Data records
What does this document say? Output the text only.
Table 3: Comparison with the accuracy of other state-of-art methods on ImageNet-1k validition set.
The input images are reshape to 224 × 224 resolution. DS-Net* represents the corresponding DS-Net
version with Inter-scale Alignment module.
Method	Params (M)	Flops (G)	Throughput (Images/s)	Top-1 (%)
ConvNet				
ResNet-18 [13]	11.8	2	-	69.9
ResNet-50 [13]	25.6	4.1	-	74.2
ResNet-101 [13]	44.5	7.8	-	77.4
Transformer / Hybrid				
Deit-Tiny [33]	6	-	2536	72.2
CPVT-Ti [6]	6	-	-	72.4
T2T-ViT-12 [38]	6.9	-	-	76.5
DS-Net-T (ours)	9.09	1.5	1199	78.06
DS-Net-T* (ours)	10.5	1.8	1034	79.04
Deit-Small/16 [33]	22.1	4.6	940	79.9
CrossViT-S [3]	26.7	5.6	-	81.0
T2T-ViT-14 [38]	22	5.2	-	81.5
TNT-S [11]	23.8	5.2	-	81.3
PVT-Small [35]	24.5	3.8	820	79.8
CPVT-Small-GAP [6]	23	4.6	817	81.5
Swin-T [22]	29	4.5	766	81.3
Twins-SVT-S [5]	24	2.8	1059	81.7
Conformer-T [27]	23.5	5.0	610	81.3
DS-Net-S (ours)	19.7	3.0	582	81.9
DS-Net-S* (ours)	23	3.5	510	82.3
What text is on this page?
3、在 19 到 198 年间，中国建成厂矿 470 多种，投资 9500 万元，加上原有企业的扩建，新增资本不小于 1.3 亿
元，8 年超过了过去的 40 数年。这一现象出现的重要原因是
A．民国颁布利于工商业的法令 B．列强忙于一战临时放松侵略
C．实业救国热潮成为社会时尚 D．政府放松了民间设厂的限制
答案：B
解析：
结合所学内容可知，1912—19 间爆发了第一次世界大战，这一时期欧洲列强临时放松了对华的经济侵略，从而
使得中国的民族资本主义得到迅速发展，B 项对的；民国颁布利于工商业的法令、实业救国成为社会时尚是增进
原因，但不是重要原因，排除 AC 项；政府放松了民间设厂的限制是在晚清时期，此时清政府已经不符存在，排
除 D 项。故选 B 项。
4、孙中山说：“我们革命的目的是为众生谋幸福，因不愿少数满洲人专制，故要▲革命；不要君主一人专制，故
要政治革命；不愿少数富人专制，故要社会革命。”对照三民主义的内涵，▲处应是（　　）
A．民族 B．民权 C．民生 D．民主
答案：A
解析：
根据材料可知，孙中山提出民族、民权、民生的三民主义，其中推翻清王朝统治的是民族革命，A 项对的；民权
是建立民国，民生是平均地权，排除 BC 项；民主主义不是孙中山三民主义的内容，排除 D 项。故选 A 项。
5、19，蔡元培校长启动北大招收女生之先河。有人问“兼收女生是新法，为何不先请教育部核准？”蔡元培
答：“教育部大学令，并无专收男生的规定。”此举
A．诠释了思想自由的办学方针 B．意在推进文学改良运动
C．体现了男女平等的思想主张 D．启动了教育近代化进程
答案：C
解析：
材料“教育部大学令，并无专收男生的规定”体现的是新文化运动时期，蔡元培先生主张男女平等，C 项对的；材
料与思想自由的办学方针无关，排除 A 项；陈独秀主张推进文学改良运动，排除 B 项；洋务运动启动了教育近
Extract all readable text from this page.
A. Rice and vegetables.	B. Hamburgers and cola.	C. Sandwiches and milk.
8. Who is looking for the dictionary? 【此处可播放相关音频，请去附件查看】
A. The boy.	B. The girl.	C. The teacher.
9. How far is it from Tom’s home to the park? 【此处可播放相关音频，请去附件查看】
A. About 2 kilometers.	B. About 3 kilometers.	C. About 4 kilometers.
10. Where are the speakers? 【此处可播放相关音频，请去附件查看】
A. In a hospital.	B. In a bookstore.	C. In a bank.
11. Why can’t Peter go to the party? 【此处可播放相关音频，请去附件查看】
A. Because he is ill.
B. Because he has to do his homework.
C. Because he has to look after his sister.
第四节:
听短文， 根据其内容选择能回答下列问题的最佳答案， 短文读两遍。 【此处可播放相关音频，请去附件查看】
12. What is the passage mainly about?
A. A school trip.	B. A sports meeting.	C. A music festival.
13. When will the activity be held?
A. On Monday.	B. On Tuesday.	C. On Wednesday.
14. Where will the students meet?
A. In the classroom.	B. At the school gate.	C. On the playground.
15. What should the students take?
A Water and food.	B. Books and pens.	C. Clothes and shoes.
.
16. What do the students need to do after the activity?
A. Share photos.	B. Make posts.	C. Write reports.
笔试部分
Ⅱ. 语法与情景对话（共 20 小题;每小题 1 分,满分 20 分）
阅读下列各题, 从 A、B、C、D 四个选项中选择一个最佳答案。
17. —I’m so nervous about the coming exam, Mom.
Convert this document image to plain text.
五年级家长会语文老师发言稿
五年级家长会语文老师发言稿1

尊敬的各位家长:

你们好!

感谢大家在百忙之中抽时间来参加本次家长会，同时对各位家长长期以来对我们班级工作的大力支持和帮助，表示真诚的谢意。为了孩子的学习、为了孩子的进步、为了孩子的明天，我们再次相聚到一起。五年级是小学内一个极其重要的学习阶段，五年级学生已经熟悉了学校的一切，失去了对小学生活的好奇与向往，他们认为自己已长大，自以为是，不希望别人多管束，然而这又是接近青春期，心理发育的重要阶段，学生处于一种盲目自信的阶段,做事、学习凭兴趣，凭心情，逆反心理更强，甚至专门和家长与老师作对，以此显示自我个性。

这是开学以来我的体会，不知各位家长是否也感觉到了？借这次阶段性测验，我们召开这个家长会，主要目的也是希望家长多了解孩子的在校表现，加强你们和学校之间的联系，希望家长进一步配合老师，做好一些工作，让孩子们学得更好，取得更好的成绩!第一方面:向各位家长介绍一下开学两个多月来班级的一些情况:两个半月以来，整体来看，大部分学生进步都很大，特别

Set task: Exact output of every entry is required.

Reply to the exercise:
What does this document say? Output the text only.
Table 3: Comparison with the accuracy of other state-of-art methods on ImageNet-1k validition set.
The input images are reshape to 224 × 224 resolution. DS-Net* represents the corresponding DS-Net
version with Inter-scale Alignment module.
Method	Params (M)	Flops (G)	Throughput (Images/s)	Top-1 (%)
ConvNet				
ResNet-18 [13]	11.8	2	-	69.9
ResNet-50 [13]	25.6	4.1	-	74.2
ResNet-101 [13]	44.5	7.8	-	77.4
Transformer / Hybrid				
Deit-Tiny [33]	6	-	2536	72.2
CPVT-Ti [6]	6	-	-	72.4
T2T-ViT-12 [38]	6.9	-	-	76.5
DS-Net-T (ours)	9.09	1.5	1199	78.06
DS-Net-T* (ours)	10.5	1.8	1034	79.04
Deit-Small/16 [33]	22.1	4.6	940	79.9
CrossViT-S [3]	26.7	5.6	-	81.0
T2T-ViT-14 [38]	22	5.2	-	81.5
TNT-S [11]	23.8	5.2	-	81.3
PVT-Small [35]	24.5	3.8	820	79.8
CPVT-Small-GAP [6]	23	4.6	817	81.5
Swin-T [22]	29	4.5	766	81.3
Twins-SVT-S [5]	24	2.8	1059	81.7
Conformer-T [27]	23.5	5.0	610	81.3
DS-Net-S (ours)	19.7	3.0	582	81.9
DS-Net-S* (ours)	23	3.5	510	82.3
What text is on this page?
3、在 19 到 198 年间，中国建成厂矿 470 多种，投资 9500 万元，加上原有企业的扩建，新增资本不小于 1.3 亿
元，8 年超过了过去的 40 数年。这一现象出现的重要原因是
A．民国颁布利于工商业的法令 B．列强忙于一战临时放松侵略
C．实业救国热潮成为社会时尚 D．政府放松了民间设厂的限制
答案：B
解析：
结合所学内容可知，1912—19 间爆发了第一次世界大战，这一时期欧洲列强临时放松了对华的经济侵略，从而
使得中国的民族资本主义得到迅速发展，B 项对的；民国颁布利于工商业的法令、实业救国成为社会时尚是增进
原因，但不是重要原因，排除 AC 项；政府放松了民间设厂的限制是在晚清时期，此时清政府已经不符存在，排
除 D 项。故选 B 项。
4、孙中山说：“我们革命的目的是为众生谋幸福，因不愿少数满洲人专制，故要▲革命；不要君主一人专制，故
要政治革命；不愿少数富人专制，故要社会革命。”对照三民主义的内涵，▲处应是（　　）
A．民族 B．民权 C．民生 D．民主
答案：A
解析：
根据材料可知，孙中山提出民族、民权、民生的三民主义，其中推翻清王朝统治的是民族革命，A 项对的；民权
是建立民国，民生是平均地权，排除 BC 项；民主主义不是孙中山三民主义的内容，排除 D 项。故选 A 项。
5、19，蔡元培校长启动北大招收女生之先河。有人问“兼收女生是新法，为何不先请教育部核准？”蔡元培
答：“教育部大学令，并无专收男生的规定。”此举
A．诠释了思想自由的办学方针 B．意在推进文学改良运动
C．体现了男女平等的思想主张 D．启动了教育近代化进程
答案：C
解析：
材料“教育部大学令，并无专收男生的规定”体现的是新文化运动时期，蔡元培先生主张男女平等，C 项对的；材
料与思想自由的办学方针无关，排除 A 项；陈独秀主张推进文学改良运动，排除 B 项；洋务运动启动了教育近
Extract all readable text from this page.
A. Rice and vegetables.	B. Hamburgers and cola.	C. Sandwiches and milk.
8. Who is looking for the dictionary? 【此处可播放相关音频，请去附件查看】
A. The boy.	B. The girl.	C. The teacher.
9. How far is it from Tom’s home to the park? 【此处可播放相关音频，请去附件查看】
A. About 2 kilometers.	B. About 3 kilometers.	C. About 4 kilometers.
10. Where are the speakers? 【此处可播放相关音频，请去附件查看】
A. In a hospital.	B. In a bookstore.	C. In a bank.
11. Why can’t Peter go to the party? 【此处可播放相关音频，请去附件查看】
A. Because he is ill.
B. Because he has to do his homework.
C. Because he has to look after his sister.
第四节:
听短文， 根据其内容选择能回答下列问题的最佳答案， 短文读两遍。 【此处可播放相关音频，请去附件查看】
12. What is the passage mainly about?
A. A school trip.	B. A sports meeting.	C. A music festival.
13. When will the activity be held?
A. On Monday.	B. On Tuesday.	C. On Wednesday.
14. Where will the students meet?
A. In the classroom.	B. At the school gate.	C. On the playground.
15. What should the students take?
A Water and food.	B. Books and pens.	C. Clothes and shoes.
.
16. What do the students need to do after the activity?
A. Share photos.	B. Make posts.	C. Write reports.
笔试部分
Ⅱ. 语法与情景对话（共 20 小题;每小题 1 分,满分 20 分）
阅读下列各题, 从 A、B、C、D 四个选项中选择一个最佳答案。
17. —I’m so nervous about the coming exam, Mom.
Convert this document image to plain text.
五年级家长会语文老师发言稿
五年级家长会语文老师发言稿1

尊敬的各位家长:

你们好!

感谢大家在百忙之中抽时间来参加本次家长会，同时对各位家长长期以来对我们班级工作的大力支持和帮助，表示真诚的谢意。为了孩子的学习、为了孩子的进步、为了孩子的明天，我们再次相聚到一起。五年级是小学内一个极其重要的学习阶段，五年级学生已经熟悉了学校的一切，失去了对小学生活的好奇与向往，他们认为自己已长大，自以为是，不希望别人多管束，然而这又是接近青春期，心理发育的重要阶段，学生处于一种盲目自信的阶段,做事、学习凭兴趣，凭心情，逆反心理更强，甚至专门和家长与老师作对，以此显示自我个性。

这是开学以来我的体会，不知各位家长是否也感觉到了？借这次阶段性测验，我们召开这个家长会，主要目的也是希望家长多了解孩子的在校表现，加强你们和学校之间的联系，希望家长进一步配合老师，做好一些工作，让孩子们学得更好，取得更好的成绩!第一方面:向各位家长介绍一下开学两个多月来班级的一些情况:两个半月以来，整体来看，大部分学生进步都很大，特别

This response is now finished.